_WORK TO DO_
Exclude the pictures, then copy all remaining records exactly.

_DATA RECORDS_
## START

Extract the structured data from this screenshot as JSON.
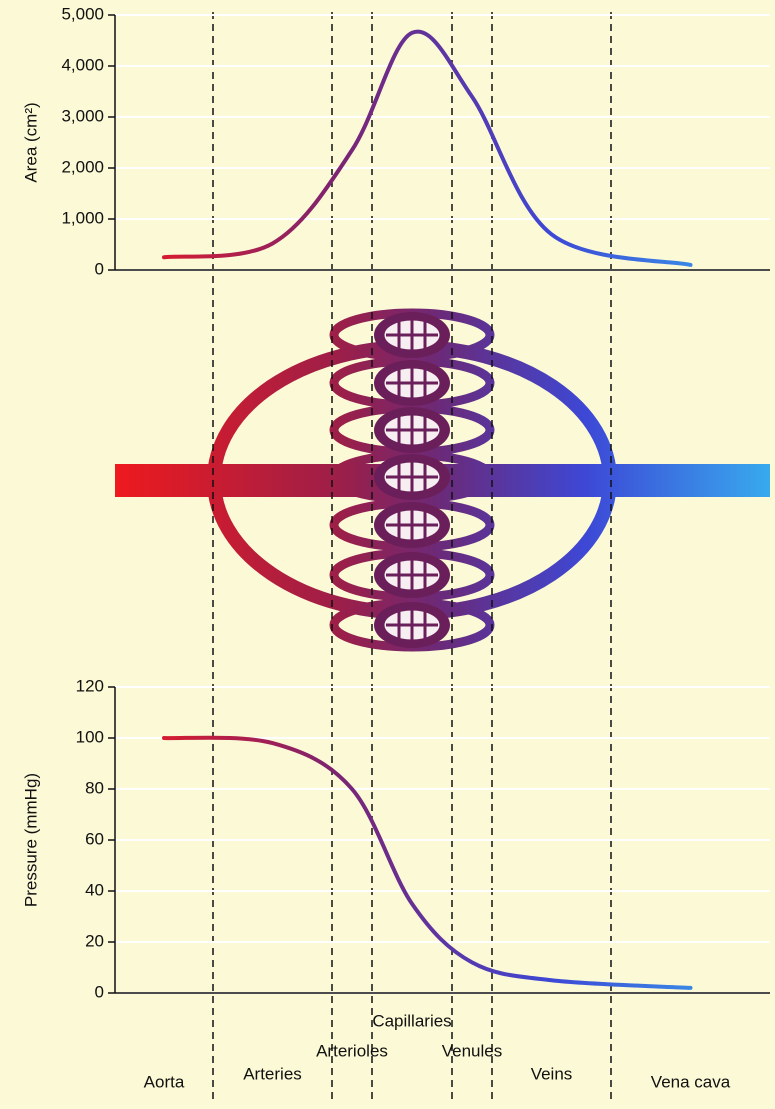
{
  "chart_data": [
    {
      "type": "line",
      "ylabel": "Area (cm²)",
      "values": [
        250,
        520,
        2350,
        4650,
        3400,
        700,
        100
      ],
      "ylim": [
        0,
        5000
      ],
      "yticks": [
        0,
        {
          "value": 1000,
          "label": "1,000"
        },
        {
          "value": 2000,
          "label": "2,000"
        },
        {
          "value": 3000,
          "label": "3,000"
        },
        {
          "value": 4000,
          "label": "4,000"
        },
        {
          "value": 5000,
          "label": "5,000"
        }
      ],
      "colors": [
        "#ee1a1e",
        "#7d2370",
        "#3d48d6",
        "#38aaee"
      ],
      "grid": true
    },
    {
      "type": "line",
      "ylabel": "Pressure (mmHg)",
      "categories": [
        "Aorta",
        "Arteries",
        "Arterioles",
        "Capillaries",
        "Venules",
        "Veins",
        "Vena cava"
      ],
      "values": [
        100,
        98,
        80,
        35,
        12,
        5,
        2
      ],
      "ylim": [
        0,
        120
      ],
      "yticks": [
        0,
        20,
        40,
        60,
        80,
        100,
        120
      ],
      "colors": [
        "#ee1a1e",
        "#7d2370",
        "#3d48d6",
        "#38aaee"
      ],
      "grid": true
    }
  ]
}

## END

_COMPLETE RESPONSE_
Extract the structured data from this screenshot as JSON.
{
  "chart_data": [
    {
      "type": "line",
      "ylabel": "Area (cm²)",
      "values": [
        250,
        520,
        2350,
        4650,
        3400,
        700,
        100
      ],
      "ylim": [
        0,
        5000
      ],
      "yticks": [
        0,
        {
          "value": 1000,
          "label": "1,000"
        },
        {
          "value": 2000,
          "label": "2,000"
        },
        {
          "value": 3000,
          "label": "3,000"
        },
        {
          "value": 4000,
          "label": "4,000"
        },
        {
          "value": 5000,
          "label": "5,000"
        }
      ],
      "colors": [
        "#ee1a1e",
        "#7d2370",
        "#3d48d6",
        "#38aaee"
      ],
      "grid": true
    },
    {
      "type": "line",
      "ylabel": "Pressure (mmHg)",
      "categories": [
        "Aorta",
        "Arteries",
        "Arterioles",
        "Capillaries",
        "Venules",
        "Veins",
        "Vena cava"
      ],
      "values": [
        100,
        98,
        80,
        35,
        12,
        5,
        2
      ],
      "ylim": [
        0,
        120
      ],
      "yticks": [
        0,
        20,
        40,
        60,
        80,
        100,
        120
      ],
      "colors": [
        "#ee1a1e",
        "#7d2370",
        "#3d48d6",
        "#38aaee"
      ],
      "grid": true
    }
  ]
}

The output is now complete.